** Dataset **
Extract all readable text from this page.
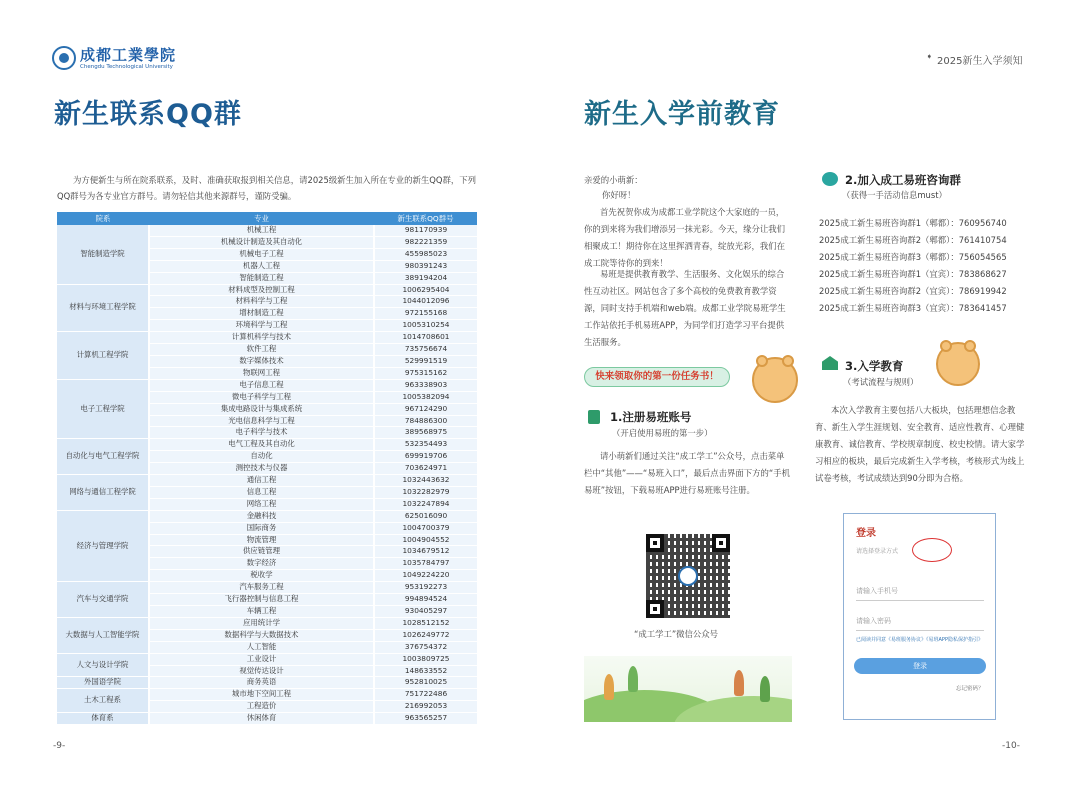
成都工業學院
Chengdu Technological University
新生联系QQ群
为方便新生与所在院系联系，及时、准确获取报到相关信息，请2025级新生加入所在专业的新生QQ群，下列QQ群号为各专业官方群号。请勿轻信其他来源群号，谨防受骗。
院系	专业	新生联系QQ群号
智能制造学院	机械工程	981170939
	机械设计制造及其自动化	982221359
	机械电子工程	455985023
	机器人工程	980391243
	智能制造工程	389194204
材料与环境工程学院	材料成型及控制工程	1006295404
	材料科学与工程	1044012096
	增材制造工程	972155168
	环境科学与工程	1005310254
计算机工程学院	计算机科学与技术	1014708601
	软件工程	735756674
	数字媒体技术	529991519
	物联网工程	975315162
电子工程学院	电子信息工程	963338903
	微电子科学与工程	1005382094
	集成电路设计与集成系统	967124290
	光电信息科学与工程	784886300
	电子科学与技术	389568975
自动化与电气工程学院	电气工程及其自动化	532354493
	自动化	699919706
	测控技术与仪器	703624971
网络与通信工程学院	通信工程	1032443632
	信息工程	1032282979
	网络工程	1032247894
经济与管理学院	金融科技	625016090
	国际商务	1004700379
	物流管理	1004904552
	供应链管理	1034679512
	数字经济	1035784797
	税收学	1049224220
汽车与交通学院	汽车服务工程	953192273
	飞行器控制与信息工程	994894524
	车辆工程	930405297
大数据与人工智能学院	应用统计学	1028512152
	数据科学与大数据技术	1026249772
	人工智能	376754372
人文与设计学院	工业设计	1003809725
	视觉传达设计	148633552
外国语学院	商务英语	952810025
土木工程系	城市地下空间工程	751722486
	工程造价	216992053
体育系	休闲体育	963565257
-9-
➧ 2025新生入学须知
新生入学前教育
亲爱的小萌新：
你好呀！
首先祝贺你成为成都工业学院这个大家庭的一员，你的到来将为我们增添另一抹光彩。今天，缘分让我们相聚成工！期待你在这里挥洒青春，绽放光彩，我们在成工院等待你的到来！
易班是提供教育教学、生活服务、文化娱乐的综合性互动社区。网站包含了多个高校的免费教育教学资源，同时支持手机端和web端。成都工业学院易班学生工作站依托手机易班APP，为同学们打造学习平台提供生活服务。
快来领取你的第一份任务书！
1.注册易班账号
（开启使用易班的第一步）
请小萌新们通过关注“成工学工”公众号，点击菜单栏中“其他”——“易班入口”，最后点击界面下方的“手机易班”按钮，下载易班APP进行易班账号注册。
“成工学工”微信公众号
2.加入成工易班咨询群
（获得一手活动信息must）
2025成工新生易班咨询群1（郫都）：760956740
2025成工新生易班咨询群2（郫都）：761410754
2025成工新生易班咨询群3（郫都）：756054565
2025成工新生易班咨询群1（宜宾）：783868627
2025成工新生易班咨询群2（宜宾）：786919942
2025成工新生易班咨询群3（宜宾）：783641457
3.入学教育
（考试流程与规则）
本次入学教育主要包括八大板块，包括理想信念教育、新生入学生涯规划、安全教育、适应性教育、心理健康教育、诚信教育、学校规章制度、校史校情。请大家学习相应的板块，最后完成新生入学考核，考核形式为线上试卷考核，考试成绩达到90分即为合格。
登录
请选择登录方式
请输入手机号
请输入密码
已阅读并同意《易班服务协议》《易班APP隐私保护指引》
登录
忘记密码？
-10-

** Description of the task **
Only lines that contain the word "成工学工" are wanted; copy each of them.

** Written solution **
请小萌新们通过关注“成工学工”公众号，点击菜单栏中“其他”——“易班入口”，最后点击界面下方的“手机易班”按钮，下载易班APP进行易班账号注册。
“成工学工”微信公众号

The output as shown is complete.